Scan the data below for the string "this". Show every line where it turns up.

════════

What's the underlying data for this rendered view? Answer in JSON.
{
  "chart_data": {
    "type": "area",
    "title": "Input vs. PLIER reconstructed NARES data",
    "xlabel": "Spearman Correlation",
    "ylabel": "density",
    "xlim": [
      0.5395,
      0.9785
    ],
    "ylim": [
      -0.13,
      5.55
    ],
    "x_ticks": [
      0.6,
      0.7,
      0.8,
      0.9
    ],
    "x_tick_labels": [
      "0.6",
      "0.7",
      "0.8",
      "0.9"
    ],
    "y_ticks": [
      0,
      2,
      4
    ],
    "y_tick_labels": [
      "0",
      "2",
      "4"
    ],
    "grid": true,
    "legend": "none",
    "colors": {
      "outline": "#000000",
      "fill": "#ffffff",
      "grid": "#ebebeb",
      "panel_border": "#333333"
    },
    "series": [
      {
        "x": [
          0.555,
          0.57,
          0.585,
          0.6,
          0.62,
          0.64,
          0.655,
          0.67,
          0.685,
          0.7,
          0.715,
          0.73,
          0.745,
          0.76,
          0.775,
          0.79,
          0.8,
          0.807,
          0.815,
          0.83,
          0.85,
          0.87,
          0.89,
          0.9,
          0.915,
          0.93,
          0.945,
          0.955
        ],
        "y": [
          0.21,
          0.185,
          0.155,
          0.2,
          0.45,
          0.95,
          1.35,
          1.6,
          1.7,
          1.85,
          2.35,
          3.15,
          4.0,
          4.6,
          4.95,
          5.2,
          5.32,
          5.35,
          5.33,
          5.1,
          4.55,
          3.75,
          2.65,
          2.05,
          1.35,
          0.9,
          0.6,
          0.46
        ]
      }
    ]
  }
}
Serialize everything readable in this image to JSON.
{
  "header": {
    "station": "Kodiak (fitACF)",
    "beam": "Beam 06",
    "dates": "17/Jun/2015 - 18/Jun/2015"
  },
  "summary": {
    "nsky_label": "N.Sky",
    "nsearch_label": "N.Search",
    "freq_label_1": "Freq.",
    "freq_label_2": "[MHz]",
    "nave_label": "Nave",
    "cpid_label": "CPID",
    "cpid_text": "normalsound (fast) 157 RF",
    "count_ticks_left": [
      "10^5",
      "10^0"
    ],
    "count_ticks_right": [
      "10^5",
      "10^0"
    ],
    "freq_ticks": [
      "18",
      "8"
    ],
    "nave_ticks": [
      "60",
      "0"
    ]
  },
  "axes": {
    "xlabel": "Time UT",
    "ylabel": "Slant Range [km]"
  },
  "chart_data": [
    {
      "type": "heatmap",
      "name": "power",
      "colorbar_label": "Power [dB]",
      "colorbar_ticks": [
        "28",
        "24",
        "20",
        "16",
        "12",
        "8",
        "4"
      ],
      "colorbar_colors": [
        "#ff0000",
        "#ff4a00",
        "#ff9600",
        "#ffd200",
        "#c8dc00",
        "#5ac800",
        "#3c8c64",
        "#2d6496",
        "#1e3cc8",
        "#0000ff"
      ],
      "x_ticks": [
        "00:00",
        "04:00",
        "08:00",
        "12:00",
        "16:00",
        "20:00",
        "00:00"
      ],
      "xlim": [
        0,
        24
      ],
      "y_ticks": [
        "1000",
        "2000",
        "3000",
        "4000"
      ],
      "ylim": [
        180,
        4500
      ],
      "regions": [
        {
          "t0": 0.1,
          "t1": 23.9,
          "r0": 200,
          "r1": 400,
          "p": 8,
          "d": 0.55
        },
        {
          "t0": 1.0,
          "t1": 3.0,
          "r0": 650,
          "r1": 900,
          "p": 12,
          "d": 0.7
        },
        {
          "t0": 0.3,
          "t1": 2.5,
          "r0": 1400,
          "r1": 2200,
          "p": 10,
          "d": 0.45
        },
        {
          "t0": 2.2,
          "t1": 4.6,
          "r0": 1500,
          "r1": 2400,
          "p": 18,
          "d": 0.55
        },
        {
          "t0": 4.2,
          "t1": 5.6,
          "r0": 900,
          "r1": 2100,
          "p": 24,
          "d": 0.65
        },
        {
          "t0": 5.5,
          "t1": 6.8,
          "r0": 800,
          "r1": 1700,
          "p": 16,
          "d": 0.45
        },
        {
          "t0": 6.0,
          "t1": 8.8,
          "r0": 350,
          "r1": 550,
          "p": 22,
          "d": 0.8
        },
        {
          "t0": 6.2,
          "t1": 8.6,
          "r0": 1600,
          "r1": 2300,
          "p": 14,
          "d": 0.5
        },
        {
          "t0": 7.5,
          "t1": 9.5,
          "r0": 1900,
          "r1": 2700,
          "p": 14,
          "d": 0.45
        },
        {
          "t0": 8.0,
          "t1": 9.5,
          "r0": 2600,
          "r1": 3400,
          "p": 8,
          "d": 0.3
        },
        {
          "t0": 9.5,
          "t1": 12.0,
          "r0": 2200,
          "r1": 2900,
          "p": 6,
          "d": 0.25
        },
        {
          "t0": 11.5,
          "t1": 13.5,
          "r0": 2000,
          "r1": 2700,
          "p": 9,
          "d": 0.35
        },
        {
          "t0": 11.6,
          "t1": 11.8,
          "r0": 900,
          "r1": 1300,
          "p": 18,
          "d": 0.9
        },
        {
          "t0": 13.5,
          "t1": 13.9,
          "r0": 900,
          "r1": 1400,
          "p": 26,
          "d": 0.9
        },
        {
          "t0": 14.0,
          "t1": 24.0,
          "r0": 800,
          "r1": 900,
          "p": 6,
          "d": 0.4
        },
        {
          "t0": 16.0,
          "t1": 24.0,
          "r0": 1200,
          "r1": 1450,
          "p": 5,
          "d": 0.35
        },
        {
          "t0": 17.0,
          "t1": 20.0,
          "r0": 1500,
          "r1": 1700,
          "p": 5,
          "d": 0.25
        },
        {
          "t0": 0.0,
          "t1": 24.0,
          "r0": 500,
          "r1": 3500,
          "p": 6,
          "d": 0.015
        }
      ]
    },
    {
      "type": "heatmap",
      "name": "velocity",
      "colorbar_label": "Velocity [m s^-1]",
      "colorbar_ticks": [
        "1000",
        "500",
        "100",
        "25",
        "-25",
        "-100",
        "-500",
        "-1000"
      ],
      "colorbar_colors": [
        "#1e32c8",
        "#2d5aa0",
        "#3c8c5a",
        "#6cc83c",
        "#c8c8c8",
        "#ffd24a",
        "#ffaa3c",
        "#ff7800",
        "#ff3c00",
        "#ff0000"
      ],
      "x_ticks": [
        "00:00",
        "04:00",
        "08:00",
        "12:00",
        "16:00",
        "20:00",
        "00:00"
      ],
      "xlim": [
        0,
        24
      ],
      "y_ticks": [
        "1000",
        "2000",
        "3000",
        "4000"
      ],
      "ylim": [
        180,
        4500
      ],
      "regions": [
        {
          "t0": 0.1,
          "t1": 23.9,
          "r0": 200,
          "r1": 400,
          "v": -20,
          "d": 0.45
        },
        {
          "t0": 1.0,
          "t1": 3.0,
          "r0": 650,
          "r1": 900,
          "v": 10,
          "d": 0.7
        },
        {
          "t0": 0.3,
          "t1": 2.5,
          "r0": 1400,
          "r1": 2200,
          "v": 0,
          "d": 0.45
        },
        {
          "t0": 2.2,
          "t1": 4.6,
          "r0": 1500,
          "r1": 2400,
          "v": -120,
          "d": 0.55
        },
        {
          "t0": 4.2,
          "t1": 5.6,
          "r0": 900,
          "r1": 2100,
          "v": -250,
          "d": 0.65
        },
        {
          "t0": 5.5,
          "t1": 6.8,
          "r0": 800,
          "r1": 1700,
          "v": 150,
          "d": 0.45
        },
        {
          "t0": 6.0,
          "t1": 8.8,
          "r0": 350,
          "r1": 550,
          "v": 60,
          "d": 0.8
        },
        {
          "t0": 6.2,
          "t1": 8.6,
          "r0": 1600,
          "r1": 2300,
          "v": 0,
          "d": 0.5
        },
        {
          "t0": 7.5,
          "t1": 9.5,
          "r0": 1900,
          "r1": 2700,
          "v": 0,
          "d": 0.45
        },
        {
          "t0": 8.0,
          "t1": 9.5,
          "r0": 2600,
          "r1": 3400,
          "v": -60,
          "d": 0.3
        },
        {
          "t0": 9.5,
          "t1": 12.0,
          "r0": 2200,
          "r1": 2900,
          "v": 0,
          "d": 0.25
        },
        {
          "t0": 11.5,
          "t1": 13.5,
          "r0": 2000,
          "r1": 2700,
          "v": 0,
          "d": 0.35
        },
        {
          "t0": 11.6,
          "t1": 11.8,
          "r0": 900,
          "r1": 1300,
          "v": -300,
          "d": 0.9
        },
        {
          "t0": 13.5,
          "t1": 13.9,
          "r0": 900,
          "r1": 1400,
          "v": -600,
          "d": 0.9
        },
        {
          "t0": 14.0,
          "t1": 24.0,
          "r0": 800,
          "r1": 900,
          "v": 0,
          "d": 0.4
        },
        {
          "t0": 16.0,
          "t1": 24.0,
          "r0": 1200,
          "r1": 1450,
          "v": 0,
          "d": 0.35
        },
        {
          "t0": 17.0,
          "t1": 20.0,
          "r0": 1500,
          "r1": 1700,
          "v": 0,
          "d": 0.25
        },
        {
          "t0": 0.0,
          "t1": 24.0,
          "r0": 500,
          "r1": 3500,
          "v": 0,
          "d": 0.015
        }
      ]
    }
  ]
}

════════

The result =>
What's the underlying data for this rendered view? Answer in JSON.
Serialize everything readable in this image to JSON.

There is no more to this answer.